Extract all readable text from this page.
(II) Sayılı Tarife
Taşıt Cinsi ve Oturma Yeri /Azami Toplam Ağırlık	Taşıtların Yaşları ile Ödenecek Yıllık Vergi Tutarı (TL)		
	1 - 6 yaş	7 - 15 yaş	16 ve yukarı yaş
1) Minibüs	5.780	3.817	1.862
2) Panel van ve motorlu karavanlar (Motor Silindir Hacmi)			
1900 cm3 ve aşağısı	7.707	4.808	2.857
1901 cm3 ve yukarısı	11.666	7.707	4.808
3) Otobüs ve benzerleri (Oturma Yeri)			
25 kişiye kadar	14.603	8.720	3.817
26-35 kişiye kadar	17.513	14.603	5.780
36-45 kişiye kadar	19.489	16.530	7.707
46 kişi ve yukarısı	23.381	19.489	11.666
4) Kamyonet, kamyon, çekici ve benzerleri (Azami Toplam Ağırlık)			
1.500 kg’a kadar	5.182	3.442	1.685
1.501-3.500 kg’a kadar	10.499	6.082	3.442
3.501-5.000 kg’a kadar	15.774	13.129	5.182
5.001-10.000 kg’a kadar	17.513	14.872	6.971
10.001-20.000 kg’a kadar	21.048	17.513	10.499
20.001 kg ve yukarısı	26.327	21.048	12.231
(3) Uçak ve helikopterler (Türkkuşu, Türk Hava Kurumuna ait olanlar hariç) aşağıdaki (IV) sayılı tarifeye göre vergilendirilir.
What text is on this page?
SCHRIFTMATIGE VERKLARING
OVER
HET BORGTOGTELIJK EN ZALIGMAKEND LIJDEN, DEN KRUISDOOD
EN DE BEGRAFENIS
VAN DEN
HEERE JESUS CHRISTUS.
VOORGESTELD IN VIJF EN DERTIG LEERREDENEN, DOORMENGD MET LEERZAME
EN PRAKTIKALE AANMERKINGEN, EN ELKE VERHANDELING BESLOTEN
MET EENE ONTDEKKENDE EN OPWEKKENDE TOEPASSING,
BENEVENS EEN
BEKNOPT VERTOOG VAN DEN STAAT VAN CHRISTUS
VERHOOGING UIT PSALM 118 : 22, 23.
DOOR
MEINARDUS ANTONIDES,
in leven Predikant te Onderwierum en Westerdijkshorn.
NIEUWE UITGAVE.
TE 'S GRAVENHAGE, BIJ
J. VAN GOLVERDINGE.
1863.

§ REQUIREMENTS: In the entries above, find every line holding the word "kişiye" and copy it out.

§ RESULT OF THE EXERCISE:
25 kişiye kadar	14.603	8.720	3.817
26-35 kişiye kadar	17.513	14.603	5.780
36-45 kişiye kadar	19.489	16.530	7.707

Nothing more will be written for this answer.